§ **AIM OF THE EXERCISE**
Transcribe every entry word for word, but skip the images.

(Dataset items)
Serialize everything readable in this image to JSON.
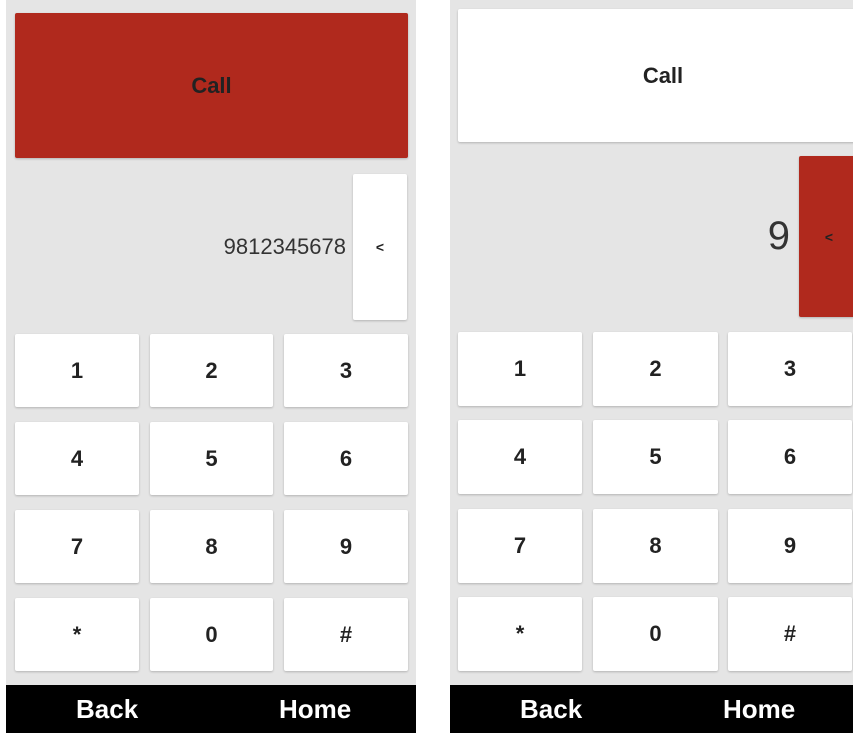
{
  "screens": [
    {
      "call_label": "Call",
      "number_display": "9812345678",
      "backspace_label": "<",
      "keys": [
        "1",
        "2",
        "3",
        "4",
        "5",
        "6",
        "7",
        "8",
        "9",
        "*",
        "0",
        "#"
      ],
      "nav": {
        "back": "Back",
        "home": "Home"
      }
    },
    {
      "call_label": "Call",
      "number_display": "9",
      "backspace_label": "<",
      "keys": [
        "1",
        "2",
        "3",
        "4",
        "5",
        "6",
        "7",
        "8",
        "9",
        "*",
        "0",
        "#"
      ],
      "nav": {
        "back": "Back",
        "home": "Home"
      }
    }
  ],
  "colors": {
    "accent_red": "#b0291d",
    "background": "#e5e5e5",
    "key_bg": "#ffffff",
    "navbar": "#000000"
  }
}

§ **EXERCISE RESPONSE**
Serialize everything readable in this image to JSON.
{
  "screens": [
    {
      "call_label": "Call",
      "number_display": "9812345678",
      "backspace_label": "<",
      "keys": [
        "1",
        "2",
        "3",
        "4",
        "5",
        "6",
        "7",
        "8",
        "9",
        "*",
        "0",
        "#"
      ],
      "nav": {
        "back": "Back",
        "home": "Home"
      }
    },
    {
      "call_label": "Call",
      "number_display": "9",
      "backspace_label": "<",
      "keys": [
        "1",
        "2",
        "3",
        "4",
        "5",
        "6",
        "7",
        "8",
        "9",
        "*",
        "0",
        "#"
      ],
      "nav": {
        "back": "Back",
        "home": "Home"
      }
    }
  ],
  "colors": {
    "accent_red": "#b0291d",
    "background": "#e5e5e5",
    "key_bg": "#ffffff",
    "navbar": "#000000"
  }
}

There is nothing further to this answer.